Task details:
In full and without alteration, repeat the material.

╭─ The records

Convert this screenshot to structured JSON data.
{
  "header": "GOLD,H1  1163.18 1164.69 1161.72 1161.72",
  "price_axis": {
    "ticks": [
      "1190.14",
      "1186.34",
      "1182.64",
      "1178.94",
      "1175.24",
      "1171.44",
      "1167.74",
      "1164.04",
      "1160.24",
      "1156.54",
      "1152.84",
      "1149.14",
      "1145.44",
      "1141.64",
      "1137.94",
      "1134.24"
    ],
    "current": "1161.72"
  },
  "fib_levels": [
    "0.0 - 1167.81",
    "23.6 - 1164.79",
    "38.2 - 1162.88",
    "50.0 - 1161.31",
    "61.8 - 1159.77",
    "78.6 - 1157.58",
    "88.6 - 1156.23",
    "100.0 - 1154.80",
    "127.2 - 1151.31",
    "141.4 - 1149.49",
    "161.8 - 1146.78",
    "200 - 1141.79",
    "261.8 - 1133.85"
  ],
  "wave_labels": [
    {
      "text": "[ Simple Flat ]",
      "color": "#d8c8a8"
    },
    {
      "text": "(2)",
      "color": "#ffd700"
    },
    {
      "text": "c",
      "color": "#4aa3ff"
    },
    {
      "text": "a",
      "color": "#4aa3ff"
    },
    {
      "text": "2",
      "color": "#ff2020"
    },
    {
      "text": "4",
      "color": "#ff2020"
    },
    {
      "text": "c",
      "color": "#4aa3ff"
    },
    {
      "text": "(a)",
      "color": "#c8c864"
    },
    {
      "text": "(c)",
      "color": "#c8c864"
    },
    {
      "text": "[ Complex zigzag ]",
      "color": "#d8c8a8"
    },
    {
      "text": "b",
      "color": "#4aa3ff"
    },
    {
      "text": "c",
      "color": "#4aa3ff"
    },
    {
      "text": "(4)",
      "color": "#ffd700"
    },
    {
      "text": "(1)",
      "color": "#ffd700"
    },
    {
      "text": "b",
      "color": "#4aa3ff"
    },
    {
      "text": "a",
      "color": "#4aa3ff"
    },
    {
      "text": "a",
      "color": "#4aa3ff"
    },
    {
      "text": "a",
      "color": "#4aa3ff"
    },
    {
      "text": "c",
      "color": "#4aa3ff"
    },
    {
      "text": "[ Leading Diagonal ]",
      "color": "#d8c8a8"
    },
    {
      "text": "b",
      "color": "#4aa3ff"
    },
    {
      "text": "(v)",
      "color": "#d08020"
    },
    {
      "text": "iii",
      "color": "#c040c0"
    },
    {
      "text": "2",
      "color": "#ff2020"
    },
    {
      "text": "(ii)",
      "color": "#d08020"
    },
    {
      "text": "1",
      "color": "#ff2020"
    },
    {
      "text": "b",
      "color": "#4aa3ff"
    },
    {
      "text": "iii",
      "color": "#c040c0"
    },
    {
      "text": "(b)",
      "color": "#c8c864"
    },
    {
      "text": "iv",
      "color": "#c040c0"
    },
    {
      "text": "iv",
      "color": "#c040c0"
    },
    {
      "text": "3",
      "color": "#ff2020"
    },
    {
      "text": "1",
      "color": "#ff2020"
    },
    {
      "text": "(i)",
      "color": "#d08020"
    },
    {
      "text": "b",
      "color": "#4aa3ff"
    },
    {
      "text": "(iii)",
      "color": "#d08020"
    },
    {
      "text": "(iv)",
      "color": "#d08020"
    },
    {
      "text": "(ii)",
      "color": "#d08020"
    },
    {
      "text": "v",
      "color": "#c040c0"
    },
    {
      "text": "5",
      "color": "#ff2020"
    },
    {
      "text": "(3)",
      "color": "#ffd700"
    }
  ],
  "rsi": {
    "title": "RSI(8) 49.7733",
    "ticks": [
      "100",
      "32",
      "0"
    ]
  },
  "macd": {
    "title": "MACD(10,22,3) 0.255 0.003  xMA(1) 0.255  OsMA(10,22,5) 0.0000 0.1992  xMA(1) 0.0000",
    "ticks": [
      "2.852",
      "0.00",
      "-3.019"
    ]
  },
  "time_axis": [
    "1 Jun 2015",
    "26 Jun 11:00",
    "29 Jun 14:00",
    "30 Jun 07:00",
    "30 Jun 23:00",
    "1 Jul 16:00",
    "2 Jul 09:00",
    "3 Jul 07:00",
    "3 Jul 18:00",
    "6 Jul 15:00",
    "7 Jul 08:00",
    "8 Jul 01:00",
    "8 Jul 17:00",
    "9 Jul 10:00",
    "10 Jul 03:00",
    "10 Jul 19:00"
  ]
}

╰─

Written solution:
Convert this screenshot to structured JSON data.
{
  "header": "GOLD,H1  1163.18 1164.69 1161.72 1161.72",
  "price_axis": {
    "ticks": [
      "1190.14",
      "1186.34",
      "1182.64",
      "1178.94",
      "1175.24",
      "1171.44",
      "1167.74",
      "1164.04",
      "1160.24",
      "1156.54",
      "1152.84",
      "1149.14",
      "1145.44",
      "1141.64",
      "1137.94",
      "1134.24"
    ],
    "current": "1161.72"
  },
  "fib_levels": [
    "0.0 - 1167.81",
    "23.6 - 1164.79",
    "38.2 - 1162.88",
    "50.0 - 1161.31",
    "61.8 - 1159.77",
    "78.6 - 1157.58",
    "88.6 - 1156.23",
    "100.0 - 1154.80",
    "127.2 - 1151.31",
    "141.4 - 1149.49",
    "161.8 - 1146.78",
    "200 - 1141.79",
    "261.8 - 1133.85"
  ],
  "wave_labels": [
    {
      "text": "[ Simple Flat ]",
      "color": "#d8c8a8"
    },
    {
      "text": "(2)",
      "color": "#ffd700"
    },
    {
      "text": "c",
      "color": "#4aa3ff"
    },
    {
      "text": "a",
      "color": "#4aa3ff"
    },
    {
      "text": "2",
      "color": "#ff2020"
    },
    {
      "text": "4",
      "color": "#ff2020"
    },
    {
      "text": "c",
      "color": "#4aa3ff"
    },
    {
      "text": "(a)",
      "color": "#c8c864"
    },
    {
      "text": "(c)",
      "color": "#c8c864"
    },
    {
      "text": "[ Complex zigzag ]",
      "color": "#d8c8a8"
    },
    {
      "text": "b",
      "color": "#4aa3ff"
    },
    {
      "text": "c",
      "color": "#4aa3ff"
    },
    {
      "text": "(4)",
      "color": "#ffd700"
    },
    {
      "text": "(1)",
      "color": "#ffd700"
    },
    {
      "text": "b",
      "color": "#4aa3ff"
    },
    {
      "text": "a",
      "color": "#4aa3ff"
    },
    {
      "text": "a",
      "color": "#4aa3ff"
    },
    {
      "text": "a",
      "color": "#4aa3ff"
    },
    {
      "text": "c",
      "color": "#4aa3ff"
    },
    {
      "text": "[ Leading Diagonal ]",
      "color": "#d8c8a8"
    },
    {
      "text": "b",
      "color": "#4aa3ff"
    },
    {
      "text": "(v)",
      "color": "#d08020"
    },
    {
      "text": "iii",
      "color": "#c040c0"
    },
    {
      "text": "2",
      "color": "#ff2020"
    },
    {
      "text": "(ii)",
      "color": "#d08020"
    },
    {
      "text": "1",
      "color": "#ff2020"
    },
    {
      "text": "b",
      "color": "#4aa3ff"
    },
    {
      "text": "iii",
      "color": "#c040c0"
    },
    {
      "text": "(b)",
      "color": "#c8c864"
    },
    {
      "text": "iv",
      "color": "#c040c0"
    },
    {
      "text": "iv",
      "color": "#c040c0"
    },
    {
      "text": "3",
      "color": "#ff2020"
    },
    {
      "text": "1",
      "color": "#ff2020"
    },
    {
      "text": "(i)",
      "color": "#d08020"
    },
    {
      "text": "b",
      "color": "#4aa3ff"
    },
    {
      "text": "(iii)",
      "color": "#d08020"
    },
    {
      "text": "(iv)",
      "color": "#d08020"
    },
    {
      "text": "(ii)",
      "color": "#d08020"
    },
    {
      "text": "v",
      "color": "#c040c0"
    },
    {
      "text": "5",
      "color": "#ff2020"
    },
    {
      "text": "(3)",
      "color": "#ffd700"
    }
  ],
  "rsi": {
    "title": "RSI(8) 49.7733",
    "ticks": [
      "100",
      "32",
      "0"
    ]
  },
  "macd": {
    "title": "MACD(10,22,3) 0.255 0.003  xMA(1) 0.255  OsMA(10,22,5) 0.0000 0.1992  xMA(1) 0.0000",
    "ticks": [
      "2.852",
      "0.00",
      "-3.019"
    ]
  },
  "time_axis": [
    "1 Jun 2015",
    "26 Jun 11:00",
    "29 Jun 14:00",
    "30 Jun 07:00",
    "30 Jun 23:00",
    "1 Jul 16:00",
    "2 Jul 09:00",
    "3 Jul 07:00",
    "3 Jul 18:00",
    "6 Jul 15:00",
    "7 Jul 08:00",
    "8 Jul 01:00",
    "8 Jul 17:00",
    "9 Jul 10:00",
    "10 Jul 03:00",
    "10 Jul 19:00"
  ]
}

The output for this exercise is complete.